## EXERCISE
Could every line of the data be printed exactly as it reads?

[Stored data]
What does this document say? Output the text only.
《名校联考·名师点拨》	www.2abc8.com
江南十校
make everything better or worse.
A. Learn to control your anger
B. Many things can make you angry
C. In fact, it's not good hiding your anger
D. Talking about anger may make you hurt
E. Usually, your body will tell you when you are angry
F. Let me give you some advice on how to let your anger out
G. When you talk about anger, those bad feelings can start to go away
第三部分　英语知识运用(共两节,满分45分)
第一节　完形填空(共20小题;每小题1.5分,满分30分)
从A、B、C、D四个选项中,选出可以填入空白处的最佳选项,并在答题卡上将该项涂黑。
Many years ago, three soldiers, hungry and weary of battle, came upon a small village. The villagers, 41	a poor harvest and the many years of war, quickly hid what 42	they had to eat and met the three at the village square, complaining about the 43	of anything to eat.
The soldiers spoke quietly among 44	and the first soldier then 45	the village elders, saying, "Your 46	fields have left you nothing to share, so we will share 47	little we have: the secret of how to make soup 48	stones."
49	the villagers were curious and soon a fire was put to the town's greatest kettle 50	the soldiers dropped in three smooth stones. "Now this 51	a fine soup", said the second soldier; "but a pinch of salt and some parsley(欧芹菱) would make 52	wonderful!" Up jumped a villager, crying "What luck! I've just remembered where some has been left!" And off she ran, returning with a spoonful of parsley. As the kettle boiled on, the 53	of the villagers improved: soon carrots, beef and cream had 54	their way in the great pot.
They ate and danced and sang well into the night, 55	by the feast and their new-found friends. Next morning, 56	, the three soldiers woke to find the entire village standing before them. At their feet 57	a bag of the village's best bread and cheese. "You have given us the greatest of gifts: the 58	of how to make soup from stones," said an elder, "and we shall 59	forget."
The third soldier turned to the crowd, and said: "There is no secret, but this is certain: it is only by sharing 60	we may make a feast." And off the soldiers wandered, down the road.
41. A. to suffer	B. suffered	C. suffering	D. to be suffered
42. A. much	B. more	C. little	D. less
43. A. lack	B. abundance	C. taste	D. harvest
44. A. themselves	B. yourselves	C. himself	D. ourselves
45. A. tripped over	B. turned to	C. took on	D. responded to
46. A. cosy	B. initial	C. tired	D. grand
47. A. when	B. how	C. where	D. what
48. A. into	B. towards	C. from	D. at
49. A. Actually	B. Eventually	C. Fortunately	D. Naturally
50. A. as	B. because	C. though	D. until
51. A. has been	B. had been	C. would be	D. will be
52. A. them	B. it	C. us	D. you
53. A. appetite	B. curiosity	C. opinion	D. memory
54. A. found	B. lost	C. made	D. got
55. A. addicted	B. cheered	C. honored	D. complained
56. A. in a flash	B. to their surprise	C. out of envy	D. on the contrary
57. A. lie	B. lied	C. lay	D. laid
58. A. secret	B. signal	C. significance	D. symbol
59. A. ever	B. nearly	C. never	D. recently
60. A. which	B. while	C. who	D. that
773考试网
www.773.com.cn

## FINISHED TASK
What does this document say? Output the text only.
《名校联考·名师点拨》	www.2abc8.com
江南十校
make everything better or worse.
A. Learn to control your anger
B. Many things can make you angry
C. In fact, it's not good hiding your anger
D. Talking about anger may make you hurt
E. Usually, your body will tell you when you are angry
F. Let me give you some advice on how to let your anger out
G. When you talk about anger, those bad feelings can start to go away
第三部分　英语知识运用(共两节,满分45分)
第一节　完形填空(共20小题;每小题1.5分,满分30分)
从A、B、C、D四个选项中,选出可以填入空白处的最佳选项,并在答题卡上将该项涂黑。
Many years ago, three soldiers, hungry and weary of battle, came upon a small village. The villagers, 41	a poor harvest and the many years of war, quickly hid what 42	they had to eat and met the three at the village square, complaining about the 43	of anything to eat.
The soldiers spoke quietly among 44	and the first soldier then 45	the village elders, saying, "Your 46	fields have left you nothing to share, so we will share 47	little we have: the secret of how to make soup 48	stones."
49	the villagers were curious and soon a fire was put to the town's greatest kettle 50	the soldiers dropped in three smooth stones. "Now this 51	a fine soup", said the second soldier; "but a pinch of salt and some parsley(欧芹菱) would make 52	wonderful!" Up jumped a villager, crying "What luck! I've just remembered where some has been left!" And off she ran, returning with a spoonful of parsley. As the kettle boiled on, the 53	of the villagers improved: soon carrots, beef and cream had 54	their way in the great pot.
They ate and danced and sang well into the night, 55	by the feast and their new-found friends. Next morning, 56	, the three soldiers woke to find the entire village standing before them. At their feet 57	a bag of the village's best bread and cheese. "You have given us the greatest of gifts: the 58	of how to make soup from stones," said an elder, "and we shall 59	forget."
The third soldier turned to the crowd, and said: "There is no secret, but this is certain: it is only by sharing 60	we may make a feast." And off the soldiers wandered, down the road.
41. A. to suffer	B. suffered	C. suffering	D. to be suffered
42. A. much	B. more	C. little	D. less
43. A. lack	B. abundance	C. taste	D. harvest
44. A. themselves	B. yourselves	C. himself	D. ourselves
45. A. tripped over	B. turned to	C. took on	D. responded to
46. A. cosy	B. initial	C. tired	D. grand
47. A. when	B. how	C. where	D. what
48. A. into	B. towards	C. from	D. at
49. A. Actually	B. Eventually	C. Fortunately	D. Naturally
50. A. as	B. because	C. though	D. until
51. A. has been	B. had been	C. would be	D. will be
52. A. them	B. it	C. us	D. you
53. A. appetite	B. curiosity	C. opinion	D. memory
54. A. found	B. lost	C. made	D. got
55. A. addicted	B. cheered	C. honored	D. complained
56. A. in a flash	B. to their surprise	C. out of envy	D. on the contrary
57. A. lie	B. lied	C. lay	D. laid
58. A. secret	B. signal	C. significance	D. symbol
59. A. ever	B. nearly	C. never	D. recently
60. A. which	B. while	C. who	D. that
773考试网
www.773.com.cn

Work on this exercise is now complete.